TASK DESCRIPTION ▸
Leave out the pictures and transcribe everything else exactly.

++++++

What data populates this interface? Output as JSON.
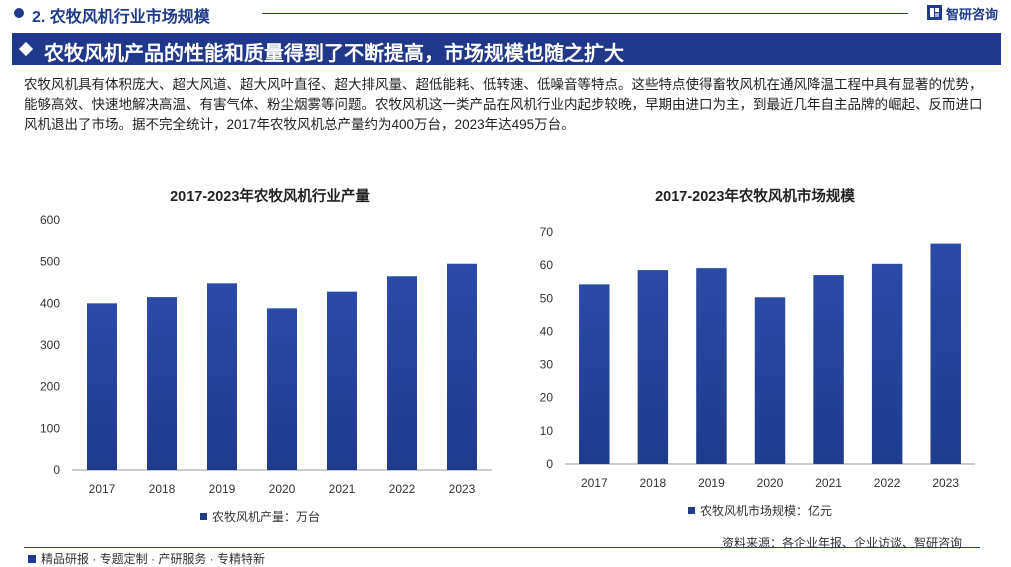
{
  "header": {
    "section_title": "2. 农牧风机行业市场规模",
    "brand": "智研咨询"
  },
  "banner": {
    "title": "农牧风机产品的性能和质量得到了不断提高，市场规模也随之扩大"
  },
  "intro": "农牧风机具有体积庞大、超大风道、超大风叶直径、超大排风量、超低能耗、低转速、低噪音等特点。这些特点使得畜牧风机在通风降温工程中具有显著的优势，能够高效、快速地解决高温、有害气体、粉尘烟雾等问题。农牧风机这一类产品在风机行业内起步较晚，早期由进口为主，到最近几年自主品牌的崛起、反而进口风机退出了市场。据不完全统计，2017年农牧风机总产量约为400万台，2023年达495万台。",
  "footer": {
    "tags": "精品研报 · 专题定制 · 产研服务 · 专精特新",
    "source": "资料来源：各企业年报、企业访谈、智研咨询"
  },
  "colors": {
    "bar": "#1f3b8c",
    "accent": "#1f3889"
  },
  "chart_data": [
    {
      "type": "bar",
      "title": "2017-2023年农牧风机行业产量",
      "categories": [
        "2017",
        "2018",
        "2019",
        "2020",
        "2021",
        "2022",
        "2023"
      ],
      "series": [
        {
          "name": "农牧风机产量：万台",
          "values": [
            400,
            415,
            448,
            388,
            428,
            465,
            495
          ]
        }
      ],
      "ylim": [
        0,
        600
      ],
      "yticks": [
        0,
        100,
        200,
        300,
        400,
        500,
        600
      ],
      "grid": false,
      "legend": "bottom"
    },
    {
      "type": "bar",
      "title": "2017-2023年农牧风机市场规模",
      "categories": [
        "2017",
        "2018",
        "2019",
        "2020",
        "2021",
        "2022",
        "2023"
      ],
      "series": [
        {
          "name": "农牧风机市场规模：亿元",
          "values": [
            54.2,
            58.5,
            59.1,
            50.3,
            57.0,
            60.4,
            66.5
          ]
        }
      ],
      "ylim": [
        0,
        70
      ],
      "yticks": [
        0,
        10,
        20,
        30,
        40,
        50,
        60,
        70
      ],
      "grid": false,
      "legend": "bottom"
    }
  ]
}
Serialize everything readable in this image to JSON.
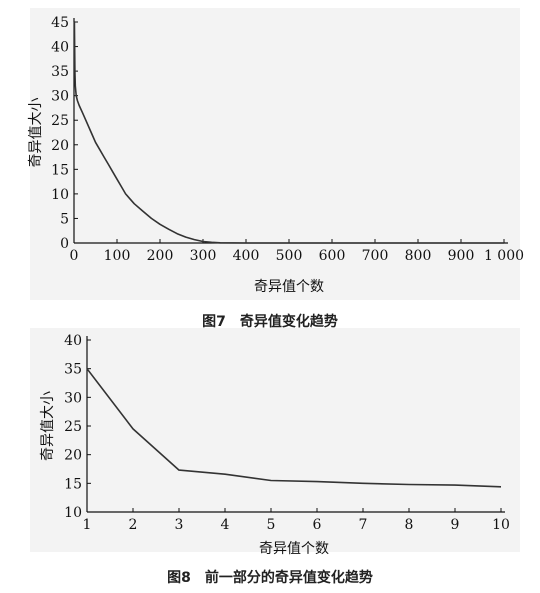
{
  "figures": [
    {
      "caption": "图7　奇异值变化趋势",
      "chart_data": {
        "type": "line",
        "xlabel": "奇异值个数",
        "ylabel": "奇异值大小",
        "xlim": [
          0,
          1000
        ],
        "ylim": [
          0,
          45
        ],
        "x_ticks": [
          0,
          100,
          200,
          300,
          400,
          500,
          600,
          700,
          800,
          900,
          1000
        ],
        "x_tick_labels": [
          "0",
          "100",
          "200",
          "300",
          "400",
          "500",
          "600",
          "700",
          "800",
          "900",
          "1 000"
        ],
        "y_ticks": [
          0,
          5,
          10,
          15,
          20,
          25,
          30,
          35,
          40,
          45
        ],
        "y_tick_labels": [
          "0",
          "5",
          "10",
          "15",
          "20",
          "25",
          "30",
          "35",
          "40",
          "45"
        ],
        "grid": false,
        "series": [
          {
            "x": [
              1,
              2,
              3,
              5,
              8,
              12,
              20,
              30,
              40,
              50,
              60,
              70,
              80,
              90,
              100,
              110,
              120,
              140,
              160,
              180,
              200,
              220,
              240,
              260,
              280,
              300,
              320,
              340,
              400,
              500,
              600,
              700,
              800,
              900,
              1000
            ],
            "y": [
              45,
              35,
              32,
              30,
              29,
              28,
              26.5,
              24.5,
              22.5,
              20.5,
              19,
              17.5,
              16,
              14.5,
              13,
              11.5,
              10,
              8,
              6.5,
              5,
              3.8,
              2.8,
              1.9,
              1.2,
              0.7,
              0.3,
              0.15,
              0.05,
              0,
              0,
              0,
              0,
              0,
              0,
              0
            ]
          }
        ]
      }
    },
    {
      "caption": "图8　前一部分的奇异值变化趋势",
      "chart_data": {
        "type": "line",
        "xlabel": "奇异值个数",
        "ylabel": "奇异值大小",
        "xlim": [
          1,
          10
        ],
        "ylim": [
          10,
          40
        ],
        "x_ticks": [
          1,
          2,
          3,
          4,
          5,
          6,
          7,
          8,
          9,
          10
        ],
        "x_tick_labels": [
          "1",
          "2",
          "3",
          "4",
          "5",
          "6",
          "7",
          "8",
          "9",
          "10"
        ],
        "y_ticks": [
          10,
          15,
          20,
          25,
          30,
          35,
          40
        ],
        "y_tick_labels": [
          "10",
          "15",
          "20",
          "25",
          "30",
          "35",
          "40"
        ],
        "grid": false,
        "series": [
          {
            "x": [
              1,
              2,
              3,
              4,
              5,
              6,
              7,
              8,
              9,
              10
            ],
            "y": [
              35,
              24.5,
              17.3,
              16.6,
              15.5,
              15.3,
              15.0,
              14.8,
              14.7,
              14.4
            ]
          }
        ]
      }
    }
  ]
}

++++++

ANSWER TO THE TASK ▸
What data populates this interface? Output as JSON.
{
  "header": {
    "section_title": "2. 农牧风机行业市场规模",
    "brand": "智研咨询"
  },
  "banner": {
    "title": "农牧风机产品的性能和质量得到了不断提高，市场规模也随之扩大"
  },
  "intro": "农牧风机具有体积庞大、超大风道、超大风叶直径、超大排风量、超低能耗、低转速、低噪音等特点。这些特点使得畜牧风机在通风降温工程中具有显著的优势，能够高效、快速地解决高温、有害气体、粉尘烟雾等问题。农牧风机这一类产品在风机行业内起步较晚，早期由进口为主，到最近几年自主品牌的崛起、反而进口风机退出了市场。据不完全统计，2017年农牧风机总产量约为400万台，2023年达495万台。",
  "footer": {
    "tags": "精品研报 · 专题定制 · 产研服务 · 专精特新",
    "source": "资料来源：各企业年报、企业访谈、智研咨询"
  },
  "colors": {
    "bar": "#1f3b8c",
    "accent": "#1f3889"
  },
  "chart_data": [
    {
      "type": "bar",
      "title": "2017-2023年农牧风机行业产量",
      "categories": [
        "2017",
        "2018",
        "2019",
        "2020",
        "2021",
        "2022",
        "2023"
      ],
      "series": [
        {
          "name": "农牧风机产量：万台",
          "values": [
            400,
            415,
            448,
            388,
            428,
            465,
            495
          ]
        }
      ],
      "ylim": [
        0,
        600
      ],
      "yticks": [
        0,
        100,
        200,
        300,
        400,
        500,
        600
      ],
      "grid": false,
      "legend": "bottom"
    },
    {
      "type": "bar",
      "title": "2017-2023年农牧风机市场规模",
      "categories": [
        "2017",
        "2018",
        "2019",
        "2020",
        "2021",
        "2022",
        "2023"
      ],
      "series": [
        {
          "name": "农牧风机市场规模：亿元",
          "values": [
            54.2,
            58.5,
            59.1,
            50.3,
            57.0,
            60.4,
            66.5
          ]
        }
      ],
      "ylim": [
        0,
        70
      ],
      "yticks": [
        0,
        10,
        20,
        30,
        40,
        50,
        60,
        70
      ],
      "grid": false,
      "legend": "bottom"
    }
  ]
}
Serialize everything readable in this image to JSON.
{
  "figures": [
    {
      "caption": "图7　奇异值变化趋势",
      "chart_data": {
        "type": "line",
        "xlabel": "奇异值个数",
        "ylabel": "奇异值大小",
        "xlim": [
          0,
          1000
        ],
        "ylim": [
          0,
          45
        ],
        "x_ticks": [
          0,
          100,
          200,
          300,
          400,
          500,
          600,
          700,
          800,
          900,
          1000
        ],
        "x_tick_labels": [
          "0",
          "100",
          "200",
          "300",
          "400",
          "500",
          "600",
          "700",
          "800",
          "900",
          "1 000"
        ],
        "y_ticks": [
          0,
          5,
          10,
          15,
          20,
          25,
          30,
          35,
          40,
          45
        ],
        "y_tick_labels": [
          "0",
          "5",
          "10",
          "15",
          "20",
          "25",
          "30",
          "35",
          "40",
          "45"
        ],
        "grid": false,
        "series": [
          {
            "x": [
              1,
              2,
              3,
              5,
              8,
              12,
              20,
              30,
              40,
              50,
              60,
              70,
              80,
              90,
              100,
              110,
              120,
              140,
              160,
              180,
              200,
              220,
              240,
              260,
              280,
              300,
              320,
              340,
              400,
              500,
              600,
              700,
              800,
              900,
              1000
            ],
            "y": [
              45,
              35,
              32,
              30,
              29,
              28,
              26.5,
              24.5,
              22.5,
              20.5,
              19,
              17.5,
              16,
              14.5,
              13,
              11.5,
              10,
              8,
              6.5,
              5,
              3.8,
              2.8,
              1.9,
              1.2,
              0.7,
              0.3,
              0.15,
              0.05,
              0,
              0,
              0,
              0,
              0,
              0,
              0
            ]
          }
        ]
      }
    },
    {
      "caption": "图8　前一部分的奇异值变化趋势",
      "chart_data": {
        "type": "line",
        "xlabel": "奇异值个数",
        "ylabel": "奇异值大小",
        "xlim": [
          1,
          10
        ],
        "ylim": [
          10,
          40
        ],
        "x_ticks": [
          1,
          2,
          3,
          4,
          5,
          6,
          7,
          8,
          9,
          10
        ],
        "x_tick_labels": [
          "1",
          "2",
          "3",
          "4",
          "5",
          "6",
          "7",
          "8",
          "9",
          "10"
        ],
        "y_ticks": [
          10,
          15,
          20,
          25,
          30,
          35,
          40
        ],
        "y_tick_labels": [
          "10",
          "15",
          "20",
          "25",
          "30",
          "35",
          "40"
        ],
        "grid": false,
        "series": [
          {
            "x": [
              1,
              2,
              3,
              4,
              5,
              6,
              7,
              8,
              9,
              10
            ],
            "y": [
              35,
              24.5,
              17.3,
              16.6,
              15.5,
              15.3,
              15.0,
              14.8,
              14.7,
              14.4
            ]
          }
        ]
      }
    }
  ]
}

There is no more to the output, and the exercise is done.